[Items from a data source]
##############################

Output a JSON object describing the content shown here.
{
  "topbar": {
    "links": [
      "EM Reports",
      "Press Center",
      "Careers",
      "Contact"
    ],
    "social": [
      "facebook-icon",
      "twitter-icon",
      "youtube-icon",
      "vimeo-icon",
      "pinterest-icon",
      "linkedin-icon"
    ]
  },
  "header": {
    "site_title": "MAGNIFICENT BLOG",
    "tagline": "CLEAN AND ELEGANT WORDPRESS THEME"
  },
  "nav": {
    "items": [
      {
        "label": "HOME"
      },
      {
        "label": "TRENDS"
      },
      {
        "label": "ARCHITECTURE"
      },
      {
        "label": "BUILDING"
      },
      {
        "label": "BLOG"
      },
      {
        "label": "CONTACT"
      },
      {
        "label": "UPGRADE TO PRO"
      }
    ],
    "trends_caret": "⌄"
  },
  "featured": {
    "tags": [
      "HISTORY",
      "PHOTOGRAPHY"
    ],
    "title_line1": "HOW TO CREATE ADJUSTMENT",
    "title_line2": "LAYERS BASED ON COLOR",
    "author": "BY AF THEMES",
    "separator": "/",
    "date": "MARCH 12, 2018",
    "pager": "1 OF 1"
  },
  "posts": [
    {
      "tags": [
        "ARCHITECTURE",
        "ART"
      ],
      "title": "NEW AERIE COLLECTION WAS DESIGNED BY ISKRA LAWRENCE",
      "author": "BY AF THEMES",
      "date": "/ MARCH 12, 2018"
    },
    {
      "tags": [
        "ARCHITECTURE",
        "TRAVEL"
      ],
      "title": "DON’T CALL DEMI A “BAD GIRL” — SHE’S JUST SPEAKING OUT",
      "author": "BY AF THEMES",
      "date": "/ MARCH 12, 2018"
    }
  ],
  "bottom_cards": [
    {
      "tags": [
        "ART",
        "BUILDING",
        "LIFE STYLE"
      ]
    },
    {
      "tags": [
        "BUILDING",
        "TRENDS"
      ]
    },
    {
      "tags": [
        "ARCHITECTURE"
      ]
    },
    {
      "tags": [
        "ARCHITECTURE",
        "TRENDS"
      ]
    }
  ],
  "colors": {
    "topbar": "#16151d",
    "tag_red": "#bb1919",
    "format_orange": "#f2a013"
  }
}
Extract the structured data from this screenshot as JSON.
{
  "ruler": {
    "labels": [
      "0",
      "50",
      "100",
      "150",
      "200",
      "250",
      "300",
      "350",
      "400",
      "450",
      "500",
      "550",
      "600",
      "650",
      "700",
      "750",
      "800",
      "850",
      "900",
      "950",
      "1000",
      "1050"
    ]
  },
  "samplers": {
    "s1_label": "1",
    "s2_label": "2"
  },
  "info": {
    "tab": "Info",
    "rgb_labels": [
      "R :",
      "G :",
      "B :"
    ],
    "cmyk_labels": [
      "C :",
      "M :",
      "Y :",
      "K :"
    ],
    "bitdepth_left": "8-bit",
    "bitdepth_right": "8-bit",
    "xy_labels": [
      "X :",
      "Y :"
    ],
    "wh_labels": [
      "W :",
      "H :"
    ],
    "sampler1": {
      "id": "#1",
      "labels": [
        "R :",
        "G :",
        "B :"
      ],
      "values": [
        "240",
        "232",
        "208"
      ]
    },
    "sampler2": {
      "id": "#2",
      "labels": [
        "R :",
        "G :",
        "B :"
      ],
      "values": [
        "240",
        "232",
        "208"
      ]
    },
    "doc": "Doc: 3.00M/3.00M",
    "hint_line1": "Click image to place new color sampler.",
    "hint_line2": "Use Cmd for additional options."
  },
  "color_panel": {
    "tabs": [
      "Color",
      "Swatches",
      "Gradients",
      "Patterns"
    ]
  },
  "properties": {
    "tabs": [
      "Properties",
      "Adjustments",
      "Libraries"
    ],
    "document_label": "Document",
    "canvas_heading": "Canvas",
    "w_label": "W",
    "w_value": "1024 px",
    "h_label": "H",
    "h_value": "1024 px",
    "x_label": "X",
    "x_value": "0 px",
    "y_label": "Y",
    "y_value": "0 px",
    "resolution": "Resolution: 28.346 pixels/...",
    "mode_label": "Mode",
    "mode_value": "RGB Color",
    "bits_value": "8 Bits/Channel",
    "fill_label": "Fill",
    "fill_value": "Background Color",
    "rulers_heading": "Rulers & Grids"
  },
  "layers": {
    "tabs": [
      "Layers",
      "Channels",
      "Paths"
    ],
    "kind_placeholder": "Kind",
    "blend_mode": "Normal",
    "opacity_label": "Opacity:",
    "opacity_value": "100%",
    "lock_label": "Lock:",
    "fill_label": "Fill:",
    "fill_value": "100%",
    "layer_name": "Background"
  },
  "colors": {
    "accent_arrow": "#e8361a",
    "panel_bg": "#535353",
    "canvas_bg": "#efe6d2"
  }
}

##############################

Instructions to follow: Print the records above exactly as they appear.

Worked answer:
Output a JSON object describing the content shown here.
{
  "topbar": {
    "links": [
      "EM Reports",
      "Press Center",
      "Careers",
      "Contact"
    ],
    "social": [
      "facebook-icon",
      "twitter-icon",
      "youtube-icon",
      "vimeo-icon",
      "pinterest-icon",
      "linkedin-icon"
    ]
  },
  "header": {
    "site_title": "MAGNIFICENT BLOG",
    "tagline": "CLEAN AND ELEGANT WORDPRESS THEME"
  },
  "nav": {
    "items": [
      {
        "label": "HOME"
      },
      {
        "label": "TRENDS"
      },
      {
        "label": "ARCHITECTURE"
      },
      {
        "label": "BUILDING"
      },
      {
        "label": "BLOG"
      },
      {
        "label": "CONTACT"
      },
      {
        "label": "UPGRADE TO PRO"
      }
    ],
    "trends_caret": "⌄"
  },
  "featured": {
    "tags": [
      "HISTORY",
      "PHOTOGRAPHY"
    ],
    "title_line1": "HOW TO CREATE ADJUSTMENT",
    "title_line2": "LAYERS BASED ON COLOR",
    "author": "BY AF THEMES",
    "separator": "/",
    "date": "MARCH 12, 2018",
    "pager": "1 OF 1"
  },
  "posts": [
    {
      "tags": [
        "ARCHITECTURE",
        "ART"
      ],
      "title": "NEW AERIE COLLECTION WAS DESIGNED BY ISKRA LAWRENCE",
      "author": "BY AF THEMES",
      "date": "/ MARCH 12, 2018"
    },
    {
      "tags": [
        "ARCHITECTURE",
        "TRAVEL"
      ],
      "title": "DON’T CALL DEMI A “BAD GIRL” — SHE’S JUST SPEAKING OUT",
      "author": "BY AF THEMES",
      "date": "/ MARCH 12, 2018"
    }
  ],
  "bottom_cards": [
    {
      "tags": [
        "ART",
        "BUILDING",
        "LIFE STYLE"
      ]
    },
    {
      "tags": [
        "BUILDING",
        "TRENDS"
      ]
    },
    {
      "tags": [
        "ARCHITECTURE"
      ]
    },
    {
      "tags": [
        "ARCHITECTURE",
        "TRENDS"
      ]
    }
  ],
  "colors": {
    "topbar": "#16151d",
    "tag_red": "#bb1919",
    "format_orange": "#f2a013"
  }
}
Extract the structured data from this screenshot as JSON.
{
  "ruler": {
    "labels": [
      "0",
      "50",
      "100",
      "150",
      "200",
      "250",
      "300",
      "350",
      "400",
      "450",
      "500",
      "550",
      "600",
      "650",
      "700",
      "750",
      "800",
      "850",
      "900",
      "950",
      "1000",
      "1050"
    ]
  },
  "samplers": {
    "s1_label": "1",
    "s2_label": "2"
  },
  "info": {
    "tab": "Info",
    "rgb_labels": [
      "R :",
      "G :",
      "B :"
    ],
    "cmyk_labels": [
      "C :",
      "M :",
      "Y :",
      "K :"
    ],
    "bitdepth_left": "8-bit",
    "bitdepth_right": "8-bit",
    "xy_labels": [
      "X :",
      "Y :"
    ],
    "wh_labels": [
      "W :",
      "H :"
    ],
    "sampler1": {
      "id": "#1",
      "labels": [
        "R :",
        "G :",
        "B :"
      ],
      "values": [
        "240",
        "232",
        "208"
      ]
    },
    "sampler2": {
      "id": "#2",
      "labels": [
        "R :",
        "G :",
        "B :"
      ],
      "values": [
        "240",
        "232",
        "208"
      ]
    },
    "doc": "Doc: 3.00M/3.00M",
    "hint_line1": "Click image to place new color sampler.",
    "hint_line2": "Use Cmd for additional options."
  },
  "color_panel": {
    "tabs": [
      "Color",
      "Swatches",
      "Gradients",
      "Patterns"
    ]
  },
  "properties": {
    "tabs": [
      "Properties",
      "Adjustments",
      "Libraries"
    ],
    "document_label": "Document",
    "canvas_heading": "Canvas",
    "w_label": "W",
    "w_value": "1024 px",
    "h_label": "H",
    "h_value": "1024 px",
    "x_label": "X",
    "x_value": "0 px",
    "y_label": "Y",
    "y_value": "0 px",
    "resolution": "Resolution: 28.346 pixels/...",
    "mode_label": "Mode",
    "mode_value": "RGB Color",
    "bits_value": "8 Bits/Channel",
    "fill_label": "Fill",
    "fill_value": "Background Color",
    "rulers_heading": "Rulers & Grids"
  },
  "layers": {
    "tabs": [
      "Layers",
      "Channels",
      "Paths"
    ],
    "kind_placeholder": "Kind",
    "blend_mode": "Normal",
    "opacity_label": "Opacity:",
    "opacity_value": "100%",
    "lock_label": "Lock:",
    "fill_label": "Fill:",
    "fill_value": "100%",
    "layer_name": "Background"
  },
  "colors": {
    "accent_arrow": "#e8361a",
    "panel_bg": "#535353",
    "canvas_bg": "#efe6d2"
  }
}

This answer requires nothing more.